[Figure data in JSON]
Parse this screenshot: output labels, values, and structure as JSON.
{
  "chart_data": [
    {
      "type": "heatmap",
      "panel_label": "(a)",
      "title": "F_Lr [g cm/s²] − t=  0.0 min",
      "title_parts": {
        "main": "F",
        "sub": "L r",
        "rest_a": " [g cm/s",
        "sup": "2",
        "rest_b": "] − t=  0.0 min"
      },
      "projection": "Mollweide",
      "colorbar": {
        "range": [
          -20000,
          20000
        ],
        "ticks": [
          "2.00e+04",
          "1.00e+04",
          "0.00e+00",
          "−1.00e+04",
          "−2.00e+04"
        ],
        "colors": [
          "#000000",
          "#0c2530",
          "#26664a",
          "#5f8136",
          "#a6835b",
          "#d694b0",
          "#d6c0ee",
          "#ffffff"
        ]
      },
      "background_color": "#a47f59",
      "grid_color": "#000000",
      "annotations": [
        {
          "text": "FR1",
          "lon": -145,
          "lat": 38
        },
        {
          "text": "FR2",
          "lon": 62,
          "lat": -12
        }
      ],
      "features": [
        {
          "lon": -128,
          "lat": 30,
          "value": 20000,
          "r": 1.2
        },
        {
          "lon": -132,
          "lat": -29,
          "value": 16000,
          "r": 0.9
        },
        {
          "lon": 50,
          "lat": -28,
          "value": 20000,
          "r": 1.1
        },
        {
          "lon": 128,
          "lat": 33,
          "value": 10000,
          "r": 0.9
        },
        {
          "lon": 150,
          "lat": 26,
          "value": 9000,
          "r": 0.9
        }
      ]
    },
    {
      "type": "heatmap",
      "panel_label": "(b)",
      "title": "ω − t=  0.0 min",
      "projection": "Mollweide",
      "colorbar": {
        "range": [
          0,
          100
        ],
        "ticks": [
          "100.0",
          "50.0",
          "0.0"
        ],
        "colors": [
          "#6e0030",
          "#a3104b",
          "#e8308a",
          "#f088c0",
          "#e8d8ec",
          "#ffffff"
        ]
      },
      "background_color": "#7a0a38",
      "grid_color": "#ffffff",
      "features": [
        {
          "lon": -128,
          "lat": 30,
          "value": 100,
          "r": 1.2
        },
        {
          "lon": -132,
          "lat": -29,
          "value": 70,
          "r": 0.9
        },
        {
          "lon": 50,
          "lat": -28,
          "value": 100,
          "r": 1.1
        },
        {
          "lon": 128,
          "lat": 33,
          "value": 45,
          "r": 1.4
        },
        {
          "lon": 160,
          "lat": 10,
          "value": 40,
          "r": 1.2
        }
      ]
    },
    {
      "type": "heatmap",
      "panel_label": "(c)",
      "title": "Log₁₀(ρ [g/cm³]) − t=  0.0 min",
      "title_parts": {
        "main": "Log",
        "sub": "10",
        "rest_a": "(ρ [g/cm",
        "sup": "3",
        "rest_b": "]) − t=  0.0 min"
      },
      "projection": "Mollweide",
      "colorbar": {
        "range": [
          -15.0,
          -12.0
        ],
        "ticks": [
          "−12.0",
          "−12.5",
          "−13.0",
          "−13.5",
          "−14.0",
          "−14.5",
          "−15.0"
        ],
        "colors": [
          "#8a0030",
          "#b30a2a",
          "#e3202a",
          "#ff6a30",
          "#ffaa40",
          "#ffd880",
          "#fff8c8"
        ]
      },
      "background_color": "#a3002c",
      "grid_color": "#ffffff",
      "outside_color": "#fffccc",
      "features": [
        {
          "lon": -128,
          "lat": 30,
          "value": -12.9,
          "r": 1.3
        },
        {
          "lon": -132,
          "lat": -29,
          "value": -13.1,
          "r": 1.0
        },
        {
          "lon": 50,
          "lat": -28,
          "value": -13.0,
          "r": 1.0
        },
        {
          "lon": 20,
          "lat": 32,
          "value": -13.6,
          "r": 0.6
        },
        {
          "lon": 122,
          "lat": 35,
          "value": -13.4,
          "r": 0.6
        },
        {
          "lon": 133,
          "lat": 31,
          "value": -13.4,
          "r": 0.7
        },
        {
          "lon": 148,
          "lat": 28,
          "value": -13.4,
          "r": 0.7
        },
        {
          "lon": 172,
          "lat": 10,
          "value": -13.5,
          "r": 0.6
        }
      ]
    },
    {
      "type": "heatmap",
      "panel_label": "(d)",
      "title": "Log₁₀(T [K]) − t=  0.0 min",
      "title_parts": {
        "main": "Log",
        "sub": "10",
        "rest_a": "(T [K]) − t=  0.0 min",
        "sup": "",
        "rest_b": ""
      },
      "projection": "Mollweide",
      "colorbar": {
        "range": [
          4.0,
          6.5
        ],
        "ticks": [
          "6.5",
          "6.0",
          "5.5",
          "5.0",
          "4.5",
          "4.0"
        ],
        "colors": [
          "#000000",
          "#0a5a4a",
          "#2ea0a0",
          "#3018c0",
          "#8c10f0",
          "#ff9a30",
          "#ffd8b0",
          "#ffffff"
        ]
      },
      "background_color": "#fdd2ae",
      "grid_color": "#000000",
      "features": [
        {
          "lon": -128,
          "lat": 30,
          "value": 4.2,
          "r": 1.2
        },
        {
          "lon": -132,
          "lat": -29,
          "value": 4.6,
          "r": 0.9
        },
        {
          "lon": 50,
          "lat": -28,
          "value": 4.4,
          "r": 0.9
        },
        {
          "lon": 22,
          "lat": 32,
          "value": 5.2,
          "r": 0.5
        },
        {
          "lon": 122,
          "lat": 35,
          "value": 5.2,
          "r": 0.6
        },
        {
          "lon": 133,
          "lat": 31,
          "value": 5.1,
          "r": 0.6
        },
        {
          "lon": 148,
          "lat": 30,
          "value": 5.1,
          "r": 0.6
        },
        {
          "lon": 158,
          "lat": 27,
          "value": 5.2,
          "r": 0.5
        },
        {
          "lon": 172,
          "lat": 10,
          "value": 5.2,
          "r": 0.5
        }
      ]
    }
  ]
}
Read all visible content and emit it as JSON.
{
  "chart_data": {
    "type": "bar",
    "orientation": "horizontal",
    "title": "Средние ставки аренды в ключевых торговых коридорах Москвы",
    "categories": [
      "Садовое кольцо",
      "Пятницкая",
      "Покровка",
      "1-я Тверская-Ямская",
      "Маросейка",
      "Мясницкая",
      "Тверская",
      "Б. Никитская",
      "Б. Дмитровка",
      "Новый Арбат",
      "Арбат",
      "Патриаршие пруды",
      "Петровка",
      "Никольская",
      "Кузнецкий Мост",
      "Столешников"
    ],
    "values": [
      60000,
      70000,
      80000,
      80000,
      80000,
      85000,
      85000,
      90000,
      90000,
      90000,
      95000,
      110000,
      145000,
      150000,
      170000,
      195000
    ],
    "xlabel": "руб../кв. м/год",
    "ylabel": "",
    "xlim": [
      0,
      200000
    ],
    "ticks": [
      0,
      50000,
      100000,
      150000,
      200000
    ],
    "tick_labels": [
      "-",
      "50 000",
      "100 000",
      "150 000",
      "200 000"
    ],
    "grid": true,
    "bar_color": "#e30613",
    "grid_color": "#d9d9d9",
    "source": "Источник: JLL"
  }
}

What is asked: Recopy the entries above in their entirety, exactly.

Task output:
Parse this screenshot: output labels, values, and structure as JSON.
{
  "chart_data": [
    {
      "type": "heatmap",
      "panel_label": "(a)",
      "title": "F_Lr [g cm/s²] − t=  0.0 min",
      "title_parts": {
        "main": "F",
        "sub": "L r",
        "rest_a": " [g cm/s",
        "sup": "2",
        "rest_b": "] − t=  0.0 min"
      },
      "projection": "Mollweide",
      "colorbar": {
        "range": [
          -20000,
          20000
        ],
        "ticks": [
          "2.00e+04",
          "1.00e+04",
          "0.00e+00",
          "−1.00e+04",
          "−2.00e+04"
        ],
        "colors": [
          "#000000",
          "#0c2530",
          "#26664a",
          "#5f8136",
          "#a6835b",
          "#d694b0",
          "#d6c0ee",
          "#ffffff"
        ]
      },
      "background_color": "#a47f59",
      "grid_color": "#000000",
      "annotations": [
        {
          "text": "FR1",
          "lon": -145,
          "lat": 38
        },
        {
          "text": "FR2",
          "lon": 62,
          "lat": -12
        }
      ],
      "features": [
        {
          "lon": -128,
          "lat": 30,
          "value": 20000,
          "r": 1.2
        },
        {
          "lon": -132,
          "lat": -29,
          "value": 16000,
          "r": 0.9
        },
        {
          "lon": 50,
          "lat": -28,
          "value": 20000,
          "r": 1.1
        },
        {
          "lon": 128,
          "lat": 33,
          "value": 10000,
          "r": 0.9
        },
        {
          "lon": 150,
          "lat": 26,
          "value": 9000,
          "r": 0.9
        }
      ]
    },
    {
      "type": "heatmap",
      "panel_label": "(b)",
      "title": "ω − t=  0.0 min",
      "projection": "Mollweide",
      "colorbar": {
        "range": [
          0,
          100
        ],
        "ticks": [
          "100.0",
          "50.0",
          "0.0"
        ],
        "colors": [
          "#6e0030",
          "#a3104b",
          "#e8308a",
          "#f088c0",
          "#e8d8ec",
          "#ffffff"
        ]
      },
      "background_color": "#7a0a38",
      "grid_color": "#ffffff",
      "features": [
        {
          "lon": -128,
          "lat": 30,
          "value": 100,
          "r": 1.2
        },
        {
          "lon": -132,
          "lat": -29,
          "value": 70,
          "r": 0.9
        },
        {
          "lon": 50,
          "lat": -28,
          "value": 100,
          "r": 1.1
        },
        {
          "lon": 128,
          "lat": 33,
          "value": 45,
          "r": 1.4
        },
        {
          "lon": 160,
          "lat": 10,
          "value": 40,
          "r": 1.2
        }
      ]
    },
    {
      "type": "heatmap",
      "panel_label": "(c)",
      "title": "Log₁₀(ρ [g/cm³]) − t=  0.0 min",
      "title_parts": {
        "main": "Log",
        "sub": "10",
        "rest_a": "(ρ [g/cm",
        "sup": "3",
        "rest_b": "]) − t=  0.0 min"
      },
      "projection": "Mollweide",
      "colorbar": {
        "range": [
          -15.0,
          -12.0
        ],
        "ticks": [
          "−12.0",
          "−12.5",
          "−13.0",
          "−13.5",
          "−14.0",
          "−14.5",
          "−15.0"
        ],
        "colors": [
          "#8a0030",
          "#b30a2a",
          "#e3202a",
          "#ff6a30",
          "#ffaa40",
          "#ffd880",
          "#fff8c8"
        ]
      },
      "background_color": "#a3002c",
      "grid_color": "#ffffff",
      "outside_color": "#fffccc",
      "features": [
        {
          "lon": -128,
          "lat": 30,
          "value": -12.9,
          "r": 1.3
        },
        {
          "lon": -132,
          "lat": -29,
          "value": -13.1,
          "r": 1.0
        },
        {
          "lon": 50,
          "lat": -28,
          "value": -13.0,
          "r": 1.0
        },
        {
          "lon": 20,
          "lat": 32,
          "value": -13.6,
          "r": 0.6
        },
        {
          "lon": 122,
          "lat": 35,
          "value": -13.4,
          "r": 0.6
        },
        {
          "lon": 133,
          "lat": 31,
          "value": -13.4,
          "r": 0.7
        },
        {
          "lon": 148,
          "lat": 28,
          "value": -13.4,
          "r": 0.7
        },
        {
          "lon": 172,
          "lat": 10,
          "value": -13.5,
          "r": 0.6
        }
      ]
    },
    {
      "type": "heatmap",
      "panel_label": "(d)",
      "title": "Log₁₀(T [K]) − t=  0.0 min",
      "title_parts": {
        "main": "Log",
        "sub": "10",
        "rest_a": "(T [K]) − t=  0.0 min",
        "sup": "",
        "rest_b": ""
      },
      "projection": "Mollweide",
      "colorbar": {
        "range": [
          4.0,
          6.5
        ],
        "ticks": [
          "6.5",
          "6.0",
          "5.5",
          "5.0",
          "4.5",
          "4.0"
        ],
        "colors": [
          "#000000",
          "#0a5a4a",
          "#2ea0a0",
          "#3018c0",
          "#8c10f0",
          "#ff9a30",
          "#ffd8b0",
          "#ffffff"
        ]
      },
      "background_color": "#fdd2ae",
      "grid_color": "#000000",
      "features": [
        {
          "lon": -128,
          "lat": 30,
          "value": 4.2,
          "r": 1.2
        },
        {
          "lon": -132,
          "lat": -29,
          "value": 4.6,
          "r": 0.9
        },
        {
          "lon": 50,
          "lat": -28,
          "value": 4.4,
          "r": 0.9
        },
        {
          "lon": 22,
          "lat": 32,
          "value": 5.2,
          "r": 0.5
        },
        {
          "lon": 122,
          "lat": 35,
          "value": 5.2,
          "r": 0.6
        },
        {
          "lon": 133,
          "lat": 31,
          "value": 5.1,
          "r": 0.6
        },
        {
          "lon": 148,
          "lat": 30,
          "value": 5.1,
          "r": 0.6
        },
        {
          "lon": 158,
          "lat": 27,
          "value": 5.2,
          "r": 0.5
        },
        {
          "lon": 172,
          "lat": 10,
          "value": 5.2,
          "r": 0.5
        }
      ]
    }
  ]
}
Read all visible content and emit it as JSON.
{
  "chart_data": {
    "type": "bar",
    "orientation": "horizontal",
    "title": "Средние ставки аренды в ключевых торговых коридорах Москвы",
    "categories": [
      "Садовое кольцо",
      "Пятницкая",
      "Покровка",
      "1-я Тверская-Ямская",
      "Маросейка",
      "Мясницкая",
      "Тверская",
      "Б. Никитская",
      "Б. Дмитровка",
      "Новый Арбат",
      "Арбат",
      "Патриаршие пруды",
      "Петровка",
      "Никольская",
      "Кузнецкий Мост",
      "Столешников"
    ],
    "values": [
      60000,
      70000,
      80000,
      80000,
      80000,
      85000,
      85000,
      90000,
      90000,
      90000,
      95000,
      110000,
      145000,
      150000,
      170000,
      195000
    ],
    "xlabel": "руб../кв. м/год",
    "ylabel": "",
    "xlim": [
      0,
      200000
    ],
    "ticks": [
      0,
      50000,
      100000,
      150000,
      200000
    ],
    "tick_labels": [
      "-",
      "50 000",
      "100 000",
      "150 000",
      "200 000"
    ],
    "grid": true,
    "bar_color": "#e30613",
    "grid_color": "#d9d9d9",
    "source": "Источник: JLL"
  }
}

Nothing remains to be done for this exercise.